INFORMATION SHOWN —
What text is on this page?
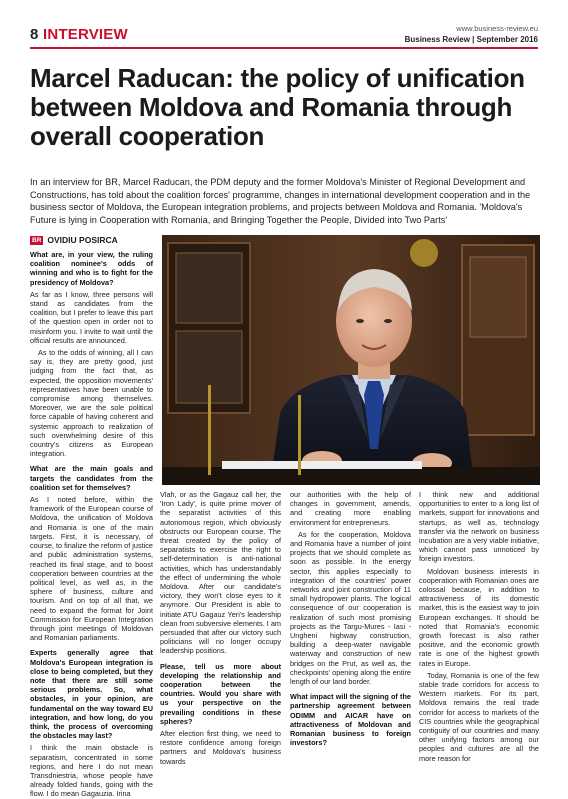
8 INTERVIEW	www.business-review.eu
Business Review | September 2016
Marcel Raducan: the policy of unification between Moldova and Romania through overall cooperation
In an interview for BR, Marcel Raducan, the PDM deputy and the former Moldova's Minister of Regional Development and Constructions, has told about the coalition forces' programme, changes in international development cooperation and in the business sector of Moldova, the European integration problems, and projects between Moldova and Romania. 'Moldova's Future is lying in Cooperation with Romania, and Bringing Together the People, Divided into Two Parts'
BR OVIDIU POSIRCA

What are, in your view, the ruling coalition nominee's odds of winning and who is to fight for the presidency of Moldova?

As far as I know, three persons will stand as candidates from the coalition, but I prefer to leave this part of the question open in order not to misinform you. I invite to wait until the official results are announced.

As to the odds of winning, all I can say is, they are pretty good, just judging from the fact that, as expected, the opposition movements' representatives have been unable to compromise among themselves. Moreover, we are the sole political force capable of having coherent and systemic approach to realization of such overwhelming desire of this country's citizens as European integration.

What are the main goals and targets the candidates from the coalition set for themselves?

As I noted before, within the framework of the European course of Moldova, the unification of Moldova and Romania is one of the main targets. First, it is necessary, of course, to finalize the reform of justice and public administration systems, reached its final stage, and to boost cooperation between countries at the political level, as well as, in the sphere of business, culture and tourism. And on top of all that, we need to expand the format for Joint Commission for European Integration through joint meetings of Moldovan and Romanian parliaments.

Experts generally agree that Moldova's European integration is close to being completed, but they note that there are still some serious problems. So, what obstacles, in your opinion, are fundamental on the way toward EU integration, and how long, do you think, the process of overcoming the obstacles may last?

I think the main obstacle is separatism, concentrated in some regions, and here I do not mean Transdniestria, whose people have already folded hands, going with the flow. I do mean Gagauzia. Irina

Vlah, or as the Gagauz call her, the 'Iron Lady', is quite prime mover of the separatist activities of this autonomous region, which obviously obstructs our European course. The threat created by the policy of separatists to exercise the right to self-determination is anti-national activities, which has understandably the effect of undermining the whole Moldova. After our candidate's victory, they won't close eyes to it anymore. Our President is able to initiate ATU Gagauz Yeri's leadership clean from subversive elements. I am persuaded that after our victory such politicians will no longer occupy leadership positions.

Please, tell us more about developing the relationship and cooperation between the countries. Would you share with us your perspective on the prevailing conditions in these spheres?

After election first thing, we need to restore confidence among foreign partners and Moldova's business towards

our authorities with the help of changes in government, amends, and creating more enabling environment for entrepreneurs.

As for the cooperation, Moldova and Romania have a number of joint projects that we should complete as soon as possible. In the energy sector, this applies especially to integration of the countries' power networks and joint construction of 11 small hydropower plants. The logical consequence of our cooperation is realization of such most promising projects as the Targu-Mures - Iasi - Ungheni highway construction, building a deep-water navigable waterway and construction of new bridges on the Prut, as well as, the checkpoints' opening along the entire length of our land border.

What impact will the signing of the partnership agreement between ODIMM and AICAR have on attractiveness of Moldovan and Romanian business to foreign investors?

I think new and additional opportunities to enter to a long list of markets, support for innovations and startups, as well as, technology transfer via the network on business incubation are a very viable initiative, which cannot pass unnoticed by foreign investors.

Moldovan business interests in cooperation with Romanian ones are colossal because, in addition to attractiveness of its domestic market, this is the easiest way to join European exchanges. It should be noted that Romania's economic growth forecast is also rather positive, and the economic growth rate is one of the highest growth rates in Europe.

Today, Romania is one of the few stable trade corridors for access to Western markets. For its part, Moldova remains the real trade corridor for access to markets of the CIS countries while the geographical contiguity of our countries and many other unifying factors among our peoples and cultures are all the more reason for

REQUIREMENT — The records above must be printed exactly; the pictures stay out.

SOLVED PROBLEM —
What text is on this page?
8 INTERVIEW	www.business-review.eu
Business Review | September 2016
Marcel Raducan: the policy of unification between Moldova and Romania through overall cooperation
In an interview for BR, Marcel Raducan, the PDM deputy and the former Moldova's Minister of Regional Development and Constructions, has told about the coalition forces' programme, changes in international development cooperation and in the business sector of Moldova, the European integration problems, and projects between Moldova and Romania. 'Moldova's Future is lying in Cooperation with Romania, and Bringing Together the People, Divided into Two Parts'
BR OVIDIU POSIRCA

What are, in your view, the ruling coalition nominee's odds of winning and who is to fight for the presidency of Moldova?

As far as I know, three persons will stand as candidates from the coalition, but I prefer to leave this part of the question open in order not to misinform you. I invite to wait until the official results are announced.

As to the odds of winning, all I can say is, they are pretty good, just judging from the fact that, as expected, the opposition movements' representatives have been unable to compromise among themselves. Moreover, we are the sole political force capable of having coherent and systemic approach to realization of such overwhelming desire of this country's citizens as European integration.

What are the main goals and targets the candidates from the coalition set for themselves?

As I noted before, within the framework of the European course of Moldova, the unification of Moldova and Romania is one of the main targets. First, it is necessary, of course, to finalize the reform of justice and public administration systems, reached its final stage, and to boost cooperation between countries at the political level, as well as, in the sphere of business, culture and tourism. And on top of all that, we need to expand the format for Joint Commission for European Integration through joint meetings of Moldovan and Romanian parliaments.

Experts generally agree that Moldova's European integration is close to being completed, but they note that there are still some serious problems. So, what obstacles, in your opinion, are fundamental on the way toward EU integration, and how long, do you think, the process of overcoming the obstacles may last?

I think the main obstacle is separatism, concentrated in some regions, and here I do not mean Transdniestria, whose people have already folded hands, going with the flow. I do mean Gagauzia. Irina

Vlah, or as the Gagauz call her, the 'Iron Lady', is quite prime mover of the separatist activities of this autonomous region, which obviously obstructs our European course. The threat created by the policy of separatists to exercise the right to self-determination is anti-national activities, which has understandably the effect of undermining the whole Moldova. After our candidate's victory, they won't close eyes to it anymore. Our President is able to initiate ATU Gagauz Yeri's leadership clean from subversive elements. I am persuaded that after our victory such politicians will no longer occupy leadership positions.

Please, tell us more about developing the relationship and cooperation between the countries. Would you share with us your perspective on the prevailing conditions in these spheres?

After election first thing, we need to restore confidence among foreign partners and Moldova's business towards

our authorities with the help of changes in government, amends, and creating more enabling environment for entrepreneurs.

As for the cooperation, Moldova and Romania have a number of joint projects that we should complete as soon as possible. In the energy sector, this applies especially to integration of the countries' power networks and joint construction of 11 small hydropower plants. The logical consequence of our cooperation is realization of such most promising projects as the Targu-Mures - Iasi - Ungheni highway construction, building a deep-water navigable waterway and construction of new bridges on the Prut, as well as, the checkpoints' opening along the entire length of our land border.

What impact will the signing of the partnership agreement between ODIMM and AICAR have on attractiveness of Moldovan and Romanian business to foreign investors?

I think new and additional opportunities to enter to a long list of markets, support for innovations and startups, as well as, technology transfer via the network on business incubation are a very viable initiative, which cannot pass unnoticed by foreign investors.

Moldovan business interests in cooperation with Romanian ones are colossal because, in addition to attractiveness of its domestic market, this is the easiest way to join European exchanges. It should be noted that Romania's economic growth forecast is also rather positive, and the economic growth rate is one of the highest growth rates in Europe.

Today, Romania is one of the few stable trade corridors for access to Western markets. For its part, Moldova remains the real trade corridor for access to markets of the CIS countries while the geographical contiguity of our countries and many other unifying factors among our peoples and cultures are all the more reason for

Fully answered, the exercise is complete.